--- START DOCUMENT TEXT ---
The Project Finance Bond (PFB) is presented as an individual medium-long-term guarantee offered by ETC. Its objective is to enable banks and financial institutions to mitigate the default risk associated with loans and to weigh the exposure in the portfolio. It relies on the Stand-By Letter of Credit (SBLC), materialized by interbank financial Swift message MT760, compliant with the standards of the International Chamber of Commerce (ICC).

This solution generally targets banks and financial institutions engaged in project financing and the companies carrying these projects. By extension, the Project Finance Bond (PFB) provides a concrete solution to the mediumterm refinancing challenges of microcredit institutions in Africa.

Indeed, by offering banks a mechanism to cover the default risk associated with the refinancing of microcredit institutions, it alleviates their reluctance to support DFS. In summary, the Project Finance Bond emerges as an integrated and effective solution to overcome the refinancing obstacles of microcredit institutions in Africa, offering positive prospects for the sustainable development of the sector.
--- END DOCUMENT TEXT ---
--- START SUPPLIED INFORMATION ---
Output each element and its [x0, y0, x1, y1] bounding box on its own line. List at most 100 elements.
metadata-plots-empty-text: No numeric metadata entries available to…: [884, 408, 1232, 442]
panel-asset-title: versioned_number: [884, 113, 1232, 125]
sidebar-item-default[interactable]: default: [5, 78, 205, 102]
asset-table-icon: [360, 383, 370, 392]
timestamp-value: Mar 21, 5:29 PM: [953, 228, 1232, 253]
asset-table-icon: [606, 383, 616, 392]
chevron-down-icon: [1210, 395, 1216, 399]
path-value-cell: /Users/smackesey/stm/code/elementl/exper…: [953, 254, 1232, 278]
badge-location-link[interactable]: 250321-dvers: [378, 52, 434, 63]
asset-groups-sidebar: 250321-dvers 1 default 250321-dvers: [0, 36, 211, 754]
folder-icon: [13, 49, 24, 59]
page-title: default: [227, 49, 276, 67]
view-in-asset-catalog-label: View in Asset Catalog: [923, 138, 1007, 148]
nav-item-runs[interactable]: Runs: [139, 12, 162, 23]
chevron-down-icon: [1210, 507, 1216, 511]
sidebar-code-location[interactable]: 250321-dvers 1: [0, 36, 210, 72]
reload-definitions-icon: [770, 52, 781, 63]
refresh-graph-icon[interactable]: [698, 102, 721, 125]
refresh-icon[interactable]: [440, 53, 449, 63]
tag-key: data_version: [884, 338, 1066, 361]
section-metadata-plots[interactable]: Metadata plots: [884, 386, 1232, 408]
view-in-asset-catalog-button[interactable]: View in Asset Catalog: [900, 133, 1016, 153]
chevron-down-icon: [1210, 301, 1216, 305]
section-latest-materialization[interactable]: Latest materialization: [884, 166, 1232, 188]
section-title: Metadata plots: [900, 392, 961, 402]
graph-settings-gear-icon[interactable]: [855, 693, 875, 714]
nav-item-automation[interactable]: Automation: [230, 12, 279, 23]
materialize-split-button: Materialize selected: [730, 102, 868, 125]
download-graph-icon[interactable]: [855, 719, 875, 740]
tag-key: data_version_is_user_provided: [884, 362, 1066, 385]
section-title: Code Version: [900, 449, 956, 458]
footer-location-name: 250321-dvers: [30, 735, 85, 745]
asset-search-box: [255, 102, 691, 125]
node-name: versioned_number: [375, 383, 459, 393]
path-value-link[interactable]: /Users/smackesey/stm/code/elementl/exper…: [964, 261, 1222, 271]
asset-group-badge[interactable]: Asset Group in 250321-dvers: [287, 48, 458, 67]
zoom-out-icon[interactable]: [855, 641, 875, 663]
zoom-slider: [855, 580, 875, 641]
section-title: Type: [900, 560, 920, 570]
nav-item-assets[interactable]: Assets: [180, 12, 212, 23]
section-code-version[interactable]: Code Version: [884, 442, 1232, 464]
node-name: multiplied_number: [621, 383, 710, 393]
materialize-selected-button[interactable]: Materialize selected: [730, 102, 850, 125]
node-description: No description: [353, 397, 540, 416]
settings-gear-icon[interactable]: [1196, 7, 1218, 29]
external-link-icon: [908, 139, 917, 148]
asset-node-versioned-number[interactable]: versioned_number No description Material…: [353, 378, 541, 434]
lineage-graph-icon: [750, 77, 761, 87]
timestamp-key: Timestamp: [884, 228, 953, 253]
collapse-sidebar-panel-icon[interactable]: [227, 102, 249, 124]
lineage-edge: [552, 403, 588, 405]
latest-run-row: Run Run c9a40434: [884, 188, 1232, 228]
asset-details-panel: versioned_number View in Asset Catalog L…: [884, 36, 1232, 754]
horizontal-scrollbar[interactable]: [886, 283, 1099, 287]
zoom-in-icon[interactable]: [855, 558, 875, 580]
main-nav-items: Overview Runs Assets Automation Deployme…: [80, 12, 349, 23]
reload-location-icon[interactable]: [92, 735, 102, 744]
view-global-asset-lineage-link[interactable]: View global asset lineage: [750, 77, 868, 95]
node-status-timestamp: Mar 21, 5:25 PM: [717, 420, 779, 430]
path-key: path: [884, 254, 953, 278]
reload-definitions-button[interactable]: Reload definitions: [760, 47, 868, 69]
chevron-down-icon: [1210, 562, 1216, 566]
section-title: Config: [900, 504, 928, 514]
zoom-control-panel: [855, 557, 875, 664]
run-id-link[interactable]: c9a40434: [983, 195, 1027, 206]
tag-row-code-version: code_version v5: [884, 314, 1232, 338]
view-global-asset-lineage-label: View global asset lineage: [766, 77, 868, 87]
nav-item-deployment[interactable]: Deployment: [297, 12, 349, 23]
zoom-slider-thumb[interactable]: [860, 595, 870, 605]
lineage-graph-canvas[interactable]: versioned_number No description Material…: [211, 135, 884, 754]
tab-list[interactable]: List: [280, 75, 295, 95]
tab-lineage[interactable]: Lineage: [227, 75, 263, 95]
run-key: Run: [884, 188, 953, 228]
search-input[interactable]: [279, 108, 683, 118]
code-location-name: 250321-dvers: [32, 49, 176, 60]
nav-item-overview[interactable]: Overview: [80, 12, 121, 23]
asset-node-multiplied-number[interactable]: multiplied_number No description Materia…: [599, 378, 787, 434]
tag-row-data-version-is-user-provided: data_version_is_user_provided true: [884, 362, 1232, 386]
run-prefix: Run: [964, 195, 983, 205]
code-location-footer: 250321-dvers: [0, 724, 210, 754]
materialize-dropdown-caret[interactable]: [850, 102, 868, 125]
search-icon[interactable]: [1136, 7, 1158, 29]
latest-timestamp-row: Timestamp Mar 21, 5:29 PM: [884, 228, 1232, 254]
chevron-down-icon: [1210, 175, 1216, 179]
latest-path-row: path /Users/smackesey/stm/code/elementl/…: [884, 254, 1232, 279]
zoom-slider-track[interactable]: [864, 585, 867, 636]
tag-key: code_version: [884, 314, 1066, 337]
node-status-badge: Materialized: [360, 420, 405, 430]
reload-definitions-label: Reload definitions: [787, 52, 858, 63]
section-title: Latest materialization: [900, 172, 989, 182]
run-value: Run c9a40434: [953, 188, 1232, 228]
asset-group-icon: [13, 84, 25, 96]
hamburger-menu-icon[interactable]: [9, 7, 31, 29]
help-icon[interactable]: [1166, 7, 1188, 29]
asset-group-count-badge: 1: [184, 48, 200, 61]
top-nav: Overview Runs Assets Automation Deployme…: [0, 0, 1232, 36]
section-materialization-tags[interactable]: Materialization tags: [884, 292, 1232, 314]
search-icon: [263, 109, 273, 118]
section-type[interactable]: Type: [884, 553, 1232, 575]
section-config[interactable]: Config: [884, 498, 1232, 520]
--- END SUPPLIED INFORMATION ---
_EXERCISE INSTRUCTIONS_
1. From the passage on the Project Finance Bond, placed before the listing, reproduce the part that begins at the words "The Project Finance Bond (PFB) is" and stops after the words "institutions in Africa.".
2. Using the passage on the Project Finance Bond, placed before the listing, state whether each statement agrees with it. Answer yes or no for each, and quote the deciding words. (a) The Project Finance Bond relies on a Stand-By Letter of Credit. (b) The Project Finance Bond is a short-term guarantee. (c) The passage presents the Project Finance Bond as a solution for microcredit institutions in Asia.

_RESULTS IN ORDER_
1.
The Project Finance Bond (PFB) is presented as an individual medium-long-term guarantee offered by ETC. Its objective is to enable banks and financial institutions to mitigate the default risk associated with loans and to weigh the exposure in the portfolio. It relies on the Stand-By Letter of Credit (SBLC), materialized by interbank financial Swift message MT760, compliant with the standards of the International Chamber of Commerce (ICC).

This solution generally targets banks and financial institutions engaged in project financing and the companies carrying these projects. By extension, the Project Finance Bond (PFB) provides a concrete solution to the mediumterm refinancing challenges of microcredit institutions in Africa.

2.
(a) Yes: "It relies on the Stand-By Letter of Credit (SBLC)"
(b) No: "an individual medium-long-term guarantee offered by ETC"
(c) No: "the refinancing obstacles of microcredit institutions in Africa"